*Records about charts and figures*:

begin

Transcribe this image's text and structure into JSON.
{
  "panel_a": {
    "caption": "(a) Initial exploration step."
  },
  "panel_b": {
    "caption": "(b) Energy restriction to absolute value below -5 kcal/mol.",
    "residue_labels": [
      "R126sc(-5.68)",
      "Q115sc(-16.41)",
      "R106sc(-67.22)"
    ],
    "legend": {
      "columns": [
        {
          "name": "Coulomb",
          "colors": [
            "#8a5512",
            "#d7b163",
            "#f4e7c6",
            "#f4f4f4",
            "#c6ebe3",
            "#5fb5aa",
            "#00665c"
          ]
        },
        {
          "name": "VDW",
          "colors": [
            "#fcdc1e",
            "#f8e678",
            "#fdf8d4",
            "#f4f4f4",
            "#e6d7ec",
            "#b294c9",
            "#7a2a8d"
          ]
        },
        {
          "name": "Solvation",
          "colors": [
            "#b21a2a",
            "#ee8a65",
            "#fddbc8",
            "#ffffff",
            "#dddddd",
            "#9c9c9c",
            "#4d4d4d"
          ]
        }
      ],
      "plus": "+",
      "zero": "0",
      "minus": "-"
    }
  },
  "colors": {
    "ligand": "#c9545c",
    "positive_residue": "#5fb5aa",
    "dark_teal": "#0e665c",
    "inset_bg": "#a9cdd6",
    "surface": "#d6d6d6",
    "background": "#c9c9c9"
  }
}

end

*EXERCISE TASK*: List the lines of the material in which the word "name" occurs.

*ANSWER TO THIS PROBLEM*:
          "name": "Coulomb",
          "name": "VDW",
          "name": "Solvation",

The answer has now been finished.